Repeat the listing in full, word for word.

— Start of Data supplied —

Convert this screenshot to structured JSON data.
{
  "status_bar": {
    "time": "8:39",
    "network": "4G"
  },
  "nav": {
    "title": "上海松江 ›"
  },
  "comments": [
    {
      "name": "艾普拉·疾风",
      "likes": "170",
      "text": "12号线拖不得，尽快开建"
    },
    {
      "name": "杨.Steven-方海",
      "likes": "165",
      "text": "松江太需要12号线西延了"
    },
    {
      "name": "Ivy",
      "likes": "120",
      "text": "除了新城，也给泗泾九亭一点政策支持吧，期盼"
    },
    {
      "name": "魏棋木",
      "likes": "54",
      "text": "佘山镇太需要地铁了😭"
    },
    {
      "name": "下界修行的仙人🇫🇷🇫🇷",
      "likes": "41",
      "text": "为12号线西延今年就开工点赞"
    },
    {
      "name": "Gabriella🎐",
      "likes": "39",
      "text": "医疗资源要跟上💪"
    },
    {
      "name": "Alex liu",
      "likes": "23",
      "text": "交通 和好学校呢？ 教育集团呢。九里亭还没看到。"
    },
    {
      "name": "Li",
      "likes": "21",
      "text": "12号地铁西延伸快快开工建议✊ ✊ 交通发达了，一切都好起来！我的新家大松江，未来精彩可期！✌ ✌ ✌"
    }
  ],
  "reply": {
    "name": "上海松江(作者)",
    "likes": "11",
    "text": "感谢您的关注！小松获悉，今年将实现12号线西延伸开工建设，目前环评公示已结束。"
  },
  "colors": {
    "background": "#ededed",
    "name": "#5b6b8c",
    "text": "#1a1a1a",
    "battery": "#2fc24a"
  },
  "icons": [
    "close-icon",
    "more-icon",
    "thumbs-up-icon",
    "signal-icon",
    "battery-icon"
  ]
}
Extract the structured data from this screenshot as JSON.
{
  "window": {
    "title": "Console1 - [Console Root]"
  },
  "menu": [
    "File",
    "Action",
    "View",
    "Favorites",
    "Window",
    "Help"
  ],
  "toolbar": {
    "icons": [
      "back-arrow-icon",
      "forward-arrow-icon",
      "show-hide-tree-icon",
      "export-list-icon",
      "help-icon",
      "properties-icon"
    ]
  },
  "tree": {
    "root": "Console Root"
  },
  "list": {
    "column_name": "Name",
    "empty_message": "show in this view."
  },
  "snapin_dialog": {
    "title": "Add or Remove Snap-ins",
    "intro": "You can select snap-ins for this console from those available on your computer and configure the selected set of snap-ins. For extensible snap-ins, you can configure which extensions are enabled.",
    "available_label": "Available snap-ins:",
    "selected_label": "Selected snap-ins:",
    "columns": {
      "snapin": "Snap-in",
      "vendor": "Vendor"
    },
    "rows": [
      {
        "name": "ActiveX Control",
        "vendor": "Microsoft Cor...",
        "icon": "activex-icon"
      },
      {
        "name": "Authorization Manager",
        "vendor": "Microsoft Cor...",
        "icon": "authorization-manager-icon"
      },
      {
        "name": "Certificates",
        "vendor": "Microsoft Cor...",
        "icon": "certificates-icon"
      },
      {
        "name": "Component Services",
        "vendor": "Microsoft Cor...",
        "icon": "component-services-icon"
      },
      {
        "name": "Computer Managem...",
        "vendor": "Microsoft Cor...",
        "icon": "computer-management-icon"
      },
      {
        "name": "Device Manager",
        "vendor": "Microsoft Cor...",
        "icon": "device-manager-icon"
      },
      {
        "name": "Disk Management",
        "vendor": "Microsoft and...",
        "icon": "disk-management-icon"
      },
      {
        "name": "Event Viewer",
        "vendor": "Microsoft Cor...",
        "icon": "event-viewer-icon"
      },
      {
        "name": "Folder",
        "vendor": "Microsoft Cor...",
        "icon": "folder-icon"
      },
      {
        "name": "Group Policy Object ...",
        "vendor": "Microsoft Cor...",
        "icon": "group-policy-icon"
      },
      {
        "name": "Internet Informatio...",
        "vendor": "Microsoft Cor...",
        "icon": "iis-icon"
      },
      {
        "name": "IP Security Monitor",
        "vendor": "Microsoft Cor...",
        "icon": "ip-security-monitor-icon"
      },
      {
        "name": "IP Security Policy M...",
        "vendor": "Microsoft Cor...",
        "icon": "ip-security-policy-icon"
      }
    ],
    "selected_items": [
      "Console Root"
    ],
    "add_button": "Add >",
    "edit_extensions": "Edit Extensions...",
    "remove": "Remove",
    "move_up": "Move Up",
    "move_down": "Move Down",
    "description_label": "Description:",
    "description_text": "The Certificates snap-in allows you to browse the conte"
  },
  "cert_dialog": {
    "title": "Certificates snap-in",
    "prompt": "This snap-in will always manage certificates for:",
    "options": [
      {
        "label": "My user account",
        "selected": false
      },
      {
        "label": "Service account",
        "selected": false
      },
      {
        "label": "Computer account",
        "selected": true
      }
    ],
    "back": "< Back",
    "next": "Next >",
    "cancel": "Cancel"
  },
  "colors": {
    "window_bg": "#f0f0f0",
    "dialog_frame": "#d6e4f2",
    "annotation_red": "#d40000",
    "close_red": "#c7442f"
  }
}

— End of Data supplied —

Worked solution:
Convert this screenshot to structured JSON data.
{
  "status_bar": {
    "time": "8:39",
    "network": "4G"
  },
  "nav": {
    "title": "上海松江 ›"
  },
  "comments": [
    {
      "name": "艾普拉·疾风",
      "likes": "170",
      "text": "12号线拖不得，尽快开建"
    },
    {
      "name": "杨.Steven-方海",
      "likes": "165",
      "text": "松江太需要12号线西延了"
    },
    {
      "name": "Ivy",
      "likes": "120",
      "text": "除了新城，也给泗泾九亭一点政策支持吧，期盼"
    },
    {
      "name": "魏棋木",
      "likes": "54",
      "text": "佘山镇太需要地铁了😭"
    },
    {
      "name": "下界修行的仙人🇫🇷🇫🇷",
      "likes": "41",
      "text": "为12号线西延今年就开工点赞"
    },
    {
      "name": "Gabriella🎐",
      "likes": "39",
      "text": "医疗资源要跟上💪"
    },
    {
      "name": "Alex liu",
      "likes": "23",
      "text": "交通 和好学校呢？ 教育集团呢。九里亭还没看到。"
    },
    {
      "name": "Li",
      "likes": "21",
      "text": "12号地铁西延伸快快开工建议✊ ✊ 交通发达了，一切都好起来！我的新家大松江，未来精彩可期！✌ ✌ ✌"
    }
  ],
  "reply": {
    "name": "上海松江(作者)",
    "likes": "11",
    "text": "感谢您的关注！小松获悉，今年将实现12号线西延伸开工建设，目前环评公示已结束。"
  },
  "colors": {
    "background": "#ededed",
    "name": "#5b6b8c",
    "text": "#1a1a1a",
    "battery": "#2fc24a"
  },
  "icons": [
    "close-icon",
    "more-icon",
    "thumbs-up-icon",
    "signal-icon",
    "battery-icon"
  ]
}
Extract the structured data from this screenshot as JSON.
{
  "window": {
    "title": "Console1 - [Console Root]"
  },
  "menu": [
    "File",
    "Action",
    "View",
    "Favorites",
    "Window",
    "Help"
  ],
  "toolbar": {
    "icons": [
      "back-arrow-icon",
      "forward-arrow-icon",
      "show-hide-tree-icon",
      "export-list-icon",
      "help-icon",
      "properties-icon"
    ]
  },
  "tree": {
    "root": "Console Root"
  },
  "list": {
    "column_name": "Name",
    "empty_message": "show in this view."
  },
  "snapin_dialog": {
    "title": "Add or Remove Snap-ins",
    "intro": "You can select snap-ins for this console from those available on your computer and configure the selected set of snap-ins. For extensible snap-ins, you can configure which extensions are enabled.",
    "available_label": "Available snap-ins:",
    "selected_label": "Selected snap-ins:",
    "columns": {
      "snapin": "Snap-in",
      "vendor": "Vendor"
    },
    "rows": [
      {
        "name": "ActiveX Control",
        "vendor": "Microsoft Cor...",
        "icon": "activex-icon"
      },
      {
        "name": "Authorization Manager",
        "vendor": "Microsoft Cor...",
        "icon": "authorization-manager-icon"
      },
      {
        "name": "Certificates",
        "vendor": "Microsoft Cor...",
        "icon": "certificates-icon"
      },
      {
        "name": "Component Services",
        "vendor": "Microsoft Cor...",
        "icon": "component-services-icon"
      },
      {
        "name": "Computer Managem...",
        "vendor": "Microsoft Cor...",
        "icon": "computer-management-icon"
      },
      {
        "name": "Device Manager",
        "vendor": "Microsoft Cor...",
        "icon": "device-manager-icon"
      },
      {
        "name": "Disk Management",
        "vendor": "Microsoft and...",
        "icon": "disk-management-icon"
      },
      {
        "name": "Event Viewer",
        "vendor": "Microsoft Cor...",
        "icon": "event-viewer-icon"
      },
      {
        "name": "Folder",
        "vendor": "Microsoft Cor...",
        "icon": "folder-icon"
      },
      {
        "name": "Group Policy Object ...",
        "vendor": "Microsoft Cor...",
        "icon": "group-policy-icon"
      },
      {
        "name": "Internet Informatio...",
        "vendor": "Microsoft Cor...",
        "icon": "iis-icon"
      },
      {
        "name": "IP Security Monitor",
        "vendor": "Microsoft Cor...",
        "icon": "ip-security-monitor-icon"
      },
      {
        "name": "IP Security Policy M...",
        "vendor": "Microsoft Cor...",
        "icon": "ip-security-policy-icon"
      }
    ],
    "selected_items": [
      "Console Root"
    ],
    "add_button": "Add >",
    "edit_extensions": "Edit Extensions...",
    "remove": "Remove",
    "move_up": "Move Up",
    "move_down": "Move Down",
    "description_label": "Description:",
    "description_text": "The Certificates snap-in allows you to browse the conte"
  },
  "cert_dialog": {
    "title": "Certificates snap-in",
    "prompt": "This snap-in will always manage certificates for:",
    "options": [
      {
        "label": "My user account",
        "selected": false
      },
      {
        "label": "Service account",
        "selected": false
      },
      {
        "label": "Computer account",
        "selected": true
      }
    ],
    "back": "< Back",
    "next": "Next >",
    "cancel": "Cancel"
  },
  "colors": {
    "window_bg": "#f0f0f0",
    "dialog_frame": "#d6e4f2",
    "annotation_red": "#d40000",
    "close_red": "#c7442f"
  }
}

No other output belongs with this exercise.